_TASK_. Check the listing below line by line and report how many lines hold "docking", with no other words.

_INFORMATION PROVIDED_.
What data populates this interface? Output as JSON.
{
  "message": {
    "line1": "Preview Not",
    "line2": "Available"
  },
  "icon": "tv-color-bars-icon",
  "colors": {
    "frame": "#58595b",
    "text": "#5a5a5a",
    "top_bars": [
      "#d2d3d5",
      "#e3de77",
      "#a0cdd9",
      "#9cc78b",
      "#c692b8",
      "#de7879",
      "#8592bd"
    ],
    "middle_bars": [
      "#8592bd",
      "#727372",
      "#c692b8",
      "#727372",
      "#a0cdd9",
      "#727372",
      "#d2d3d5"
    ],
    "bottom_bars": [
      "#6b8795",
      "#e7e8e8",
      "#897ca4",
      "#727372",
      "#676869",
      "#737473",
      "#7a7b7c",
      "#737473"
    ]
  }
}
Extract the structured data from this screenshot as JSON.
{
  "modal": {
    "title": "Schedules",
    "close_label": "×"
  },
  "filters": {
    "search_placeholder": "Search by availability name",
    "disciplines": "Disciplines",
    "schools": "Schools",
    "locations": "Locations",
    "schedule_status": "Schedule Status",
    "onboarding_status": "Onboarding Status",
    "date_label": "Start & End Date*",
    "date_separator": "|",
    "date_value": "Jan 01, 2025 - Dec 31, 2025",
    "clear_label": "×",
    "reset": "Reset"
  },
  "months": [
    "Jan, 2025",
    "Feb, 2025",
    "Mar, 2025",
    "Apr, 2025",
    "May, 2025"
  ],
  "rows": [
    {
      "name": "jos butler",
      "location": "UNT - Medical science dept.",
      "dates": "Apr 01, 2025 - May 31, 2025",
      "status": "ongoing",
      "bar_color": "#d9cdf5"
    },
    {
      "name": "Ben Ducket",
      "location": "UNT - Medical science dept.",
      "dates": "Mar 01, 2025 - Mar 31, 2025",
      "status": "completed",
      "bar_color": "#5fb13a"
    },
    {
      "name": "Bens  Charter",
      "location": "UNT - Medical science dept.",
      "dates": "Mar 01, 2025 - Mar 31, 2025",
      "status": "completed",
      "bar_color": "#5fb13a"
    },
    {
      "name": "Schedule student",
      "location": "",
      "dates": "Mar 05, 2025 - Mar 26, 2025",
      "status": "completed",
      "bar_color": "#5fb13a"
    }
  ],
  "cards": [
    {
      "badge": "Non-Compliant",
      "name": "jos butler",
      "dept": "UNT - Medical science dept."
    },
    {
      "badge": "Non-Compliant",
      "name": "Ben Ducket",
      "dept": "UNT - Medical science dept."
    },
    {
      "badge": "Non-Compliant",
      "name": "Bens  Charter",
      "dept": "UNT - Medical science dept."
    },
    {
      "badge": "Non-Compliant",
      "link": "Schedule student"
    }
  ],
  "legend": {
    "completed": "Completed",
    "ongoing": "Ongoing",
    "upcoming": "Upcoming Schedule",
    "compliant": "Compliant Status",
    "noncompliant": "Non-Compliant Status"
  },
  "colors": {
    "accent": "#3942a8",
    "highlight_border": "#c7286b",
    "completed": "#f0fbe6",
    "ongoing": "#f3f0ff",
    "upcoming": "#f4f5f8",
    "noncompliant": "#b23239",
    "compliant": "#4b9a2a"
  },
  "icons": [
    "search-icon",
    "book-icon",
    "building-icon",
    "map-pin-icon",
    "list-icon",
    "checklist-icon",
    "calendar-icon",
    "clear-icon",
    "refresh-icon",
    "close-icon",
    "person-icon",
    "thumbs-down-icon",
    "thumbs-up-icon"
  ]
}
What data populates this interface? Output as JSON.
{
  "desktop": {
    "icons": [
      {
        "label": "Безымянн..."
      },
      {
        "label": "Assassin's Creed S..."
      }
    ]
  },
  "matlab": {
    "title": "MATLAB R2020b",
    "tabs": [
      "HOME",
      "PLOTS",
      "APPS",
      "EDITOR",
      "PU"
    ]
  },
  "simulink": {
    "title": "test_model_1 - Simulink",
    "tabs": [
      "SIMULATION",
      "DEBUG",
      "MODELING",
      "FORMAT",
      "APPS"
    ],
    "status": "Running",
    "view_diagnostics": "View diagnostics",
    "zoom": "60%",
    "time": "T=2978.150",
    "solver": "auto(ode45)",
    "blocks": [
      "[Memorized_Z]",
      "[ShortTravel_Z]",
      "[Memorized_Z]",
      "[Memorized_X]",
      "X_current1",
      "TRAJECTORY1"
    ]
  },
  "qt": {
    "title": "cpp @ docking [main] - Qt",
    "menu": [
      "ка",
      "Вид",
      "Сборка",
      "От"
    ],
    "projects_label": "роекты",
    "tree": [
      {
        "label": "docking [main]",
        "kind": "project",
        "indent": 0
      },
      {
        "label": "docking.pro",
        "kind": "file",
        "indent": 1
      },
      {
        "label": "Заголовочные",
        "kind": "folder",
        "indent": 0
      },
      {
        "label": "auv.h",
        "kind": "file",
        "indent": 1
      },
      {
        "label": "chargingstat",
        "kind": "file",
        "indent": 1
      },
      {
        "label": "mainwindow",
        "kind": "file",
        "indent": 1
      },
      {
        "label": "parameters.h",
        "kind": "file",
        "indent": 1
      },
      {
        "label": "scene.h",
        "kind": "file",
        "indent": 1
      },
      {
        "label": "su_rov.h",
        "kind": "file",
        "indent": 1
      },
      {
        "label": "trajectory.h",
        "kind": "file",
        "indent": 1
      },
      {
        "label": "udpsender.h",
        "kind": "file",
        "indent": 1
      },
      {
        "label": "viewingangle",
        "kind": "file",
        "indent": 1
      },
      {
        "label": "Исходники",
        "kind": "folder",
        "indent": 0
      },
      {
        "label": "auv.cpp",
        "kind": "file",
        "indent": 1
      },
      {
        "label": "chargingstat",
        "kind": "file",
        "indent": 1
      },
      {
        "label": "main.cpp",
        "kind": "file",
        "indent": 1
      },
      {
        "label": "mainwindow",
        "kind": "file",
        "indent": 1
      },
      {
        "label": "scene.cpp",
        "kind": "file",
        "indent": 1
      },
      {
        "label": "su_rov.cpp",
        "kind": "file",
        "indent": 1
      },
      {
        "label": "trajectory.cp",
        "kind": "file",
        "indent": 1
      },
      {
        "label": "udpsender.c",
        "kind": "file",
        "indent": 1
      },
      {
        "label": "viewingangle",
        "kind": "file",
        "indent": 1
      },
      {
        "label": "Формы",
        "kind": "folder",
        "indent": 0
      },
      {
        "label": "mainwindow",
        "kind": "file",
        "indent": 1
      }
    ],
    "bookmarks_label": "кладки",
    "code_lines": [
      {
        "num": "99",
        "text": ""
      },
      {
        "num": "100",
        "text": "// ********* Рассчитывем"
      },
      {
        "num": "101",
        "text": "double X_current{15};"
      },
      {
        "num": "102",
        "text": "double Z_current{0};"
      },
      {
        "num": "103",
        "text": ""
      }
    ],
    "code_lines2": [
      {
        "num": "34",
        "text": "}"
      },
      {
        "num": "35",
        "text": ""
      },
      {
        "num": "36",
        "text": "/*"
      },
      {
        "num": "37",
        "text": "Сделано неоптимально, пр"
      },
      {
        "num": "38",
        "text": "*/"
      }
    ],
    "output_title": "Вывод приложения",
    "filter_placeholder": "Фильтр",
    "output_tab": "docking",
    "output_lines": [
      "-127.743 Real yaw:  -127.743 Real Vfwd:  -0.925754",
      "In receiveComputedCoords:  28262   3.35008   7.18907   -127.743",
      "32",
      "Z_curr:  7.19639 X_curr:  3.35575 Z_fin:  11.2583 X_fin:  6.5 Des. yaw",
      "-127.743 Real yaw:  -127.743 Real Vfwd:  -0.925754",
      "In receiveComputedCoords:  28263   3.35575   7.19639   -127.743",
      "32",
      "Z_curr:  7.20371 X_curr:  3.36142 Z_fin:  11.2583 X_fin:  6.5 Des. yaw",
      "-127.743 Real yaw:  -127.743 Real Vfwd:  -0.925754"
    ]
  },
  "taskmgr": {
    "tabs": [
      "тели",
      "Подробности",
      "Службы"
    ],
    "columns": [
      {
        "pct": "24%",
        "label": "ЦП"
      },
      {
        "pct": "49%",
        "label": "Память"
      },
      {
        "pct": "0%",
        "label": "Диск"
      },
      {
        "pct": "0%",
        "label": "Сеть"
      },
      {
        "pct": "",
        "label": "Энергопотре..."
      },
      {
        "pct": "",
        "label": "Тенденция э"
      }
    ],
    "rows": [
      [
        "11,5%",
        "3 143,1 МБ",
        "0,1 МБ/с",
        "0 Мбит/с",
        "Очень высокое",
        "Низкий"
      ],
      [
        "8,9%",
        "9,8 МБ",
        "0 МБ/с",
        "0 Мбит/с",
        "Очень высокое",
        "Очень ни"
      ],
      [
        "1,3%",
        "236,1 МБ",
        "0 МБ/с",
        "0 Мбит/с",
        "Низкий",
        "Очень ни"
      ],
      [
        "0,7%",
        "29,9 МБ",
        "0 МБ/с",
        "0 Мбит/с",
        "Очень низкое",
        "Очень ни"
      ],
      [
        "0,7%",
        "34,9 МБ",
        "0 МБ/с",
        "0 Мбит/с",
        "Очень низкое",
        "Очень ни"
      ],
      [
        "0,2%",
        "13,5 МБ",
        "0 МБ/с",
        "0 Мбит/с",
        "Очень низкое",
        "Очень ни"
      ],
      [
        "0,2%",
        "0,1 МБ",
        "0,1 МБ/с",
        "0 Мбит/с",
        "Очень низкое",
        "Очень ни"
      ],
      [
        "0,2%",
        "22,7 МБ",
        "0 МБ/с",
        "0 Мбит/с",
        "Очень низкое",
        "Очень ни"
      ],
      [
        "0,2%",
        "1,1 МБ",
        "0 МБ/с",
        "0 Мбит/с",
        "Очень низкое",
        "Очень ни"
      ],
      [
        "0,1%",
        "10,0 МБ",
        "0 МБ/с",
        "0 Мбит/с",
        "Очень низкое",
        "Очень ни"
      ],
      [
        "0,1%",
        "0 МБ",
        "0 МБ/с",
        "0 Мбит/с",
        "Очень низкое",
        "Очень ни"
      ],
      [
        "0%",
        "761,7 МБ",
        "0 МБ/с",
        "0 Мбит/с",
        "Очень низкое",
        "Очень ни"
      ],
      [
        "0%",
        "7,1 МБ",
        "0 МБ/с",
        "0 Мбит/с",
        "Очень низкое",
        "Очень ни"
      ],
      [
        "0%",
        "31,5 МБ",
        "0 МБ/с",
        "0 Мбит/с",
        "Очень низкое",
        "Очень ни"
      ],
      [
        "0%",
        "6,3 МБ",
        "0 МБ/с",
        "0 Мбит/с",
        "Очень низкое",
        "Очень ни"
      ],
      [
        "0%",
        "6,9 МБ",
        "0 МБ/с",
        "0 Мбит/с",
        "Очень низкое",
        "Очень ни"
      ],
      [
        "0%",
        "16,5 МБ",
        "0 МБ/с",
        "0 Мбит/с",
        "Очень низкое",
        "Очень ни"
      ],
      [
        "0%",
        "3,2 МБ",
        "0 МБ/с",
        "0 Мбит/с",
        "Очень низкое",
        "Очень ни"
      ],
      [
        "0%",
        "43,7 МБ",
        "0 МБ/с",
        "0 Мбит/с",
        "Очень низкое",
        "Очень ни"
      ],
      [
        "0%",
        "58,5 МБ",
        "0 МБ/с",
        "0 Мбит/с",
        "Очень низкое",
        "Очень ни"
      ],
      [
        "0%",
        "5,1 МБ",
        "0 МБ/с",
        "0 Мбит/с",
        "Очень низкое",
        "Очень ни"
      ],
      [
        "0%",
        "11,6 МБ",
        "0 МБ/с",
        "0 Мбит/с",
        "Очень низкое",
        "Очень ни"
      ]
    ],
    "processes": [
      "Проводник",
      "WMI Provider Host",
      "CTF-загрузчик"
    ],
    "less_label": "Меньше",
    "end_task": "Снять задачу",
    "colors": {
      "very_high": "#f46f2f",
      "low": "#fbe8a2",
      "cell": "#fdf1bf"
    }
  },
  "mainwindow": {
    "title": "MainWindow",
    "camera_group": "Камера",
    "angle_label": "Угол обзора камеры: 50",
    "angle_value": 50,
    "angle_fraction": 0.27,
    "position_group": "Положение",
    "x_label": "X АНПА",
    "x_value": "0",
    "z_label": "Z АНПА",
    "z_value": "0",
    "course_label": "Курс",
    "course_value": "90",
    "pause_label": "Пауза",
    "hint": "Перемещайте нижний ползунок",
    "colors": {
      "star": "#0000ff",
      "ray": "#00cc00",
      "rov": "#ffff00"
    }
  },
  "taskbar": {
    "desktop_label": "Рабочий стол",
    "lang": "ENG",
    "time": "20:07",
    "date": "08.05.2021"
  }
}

_PROBLEM SOLUTION_. 4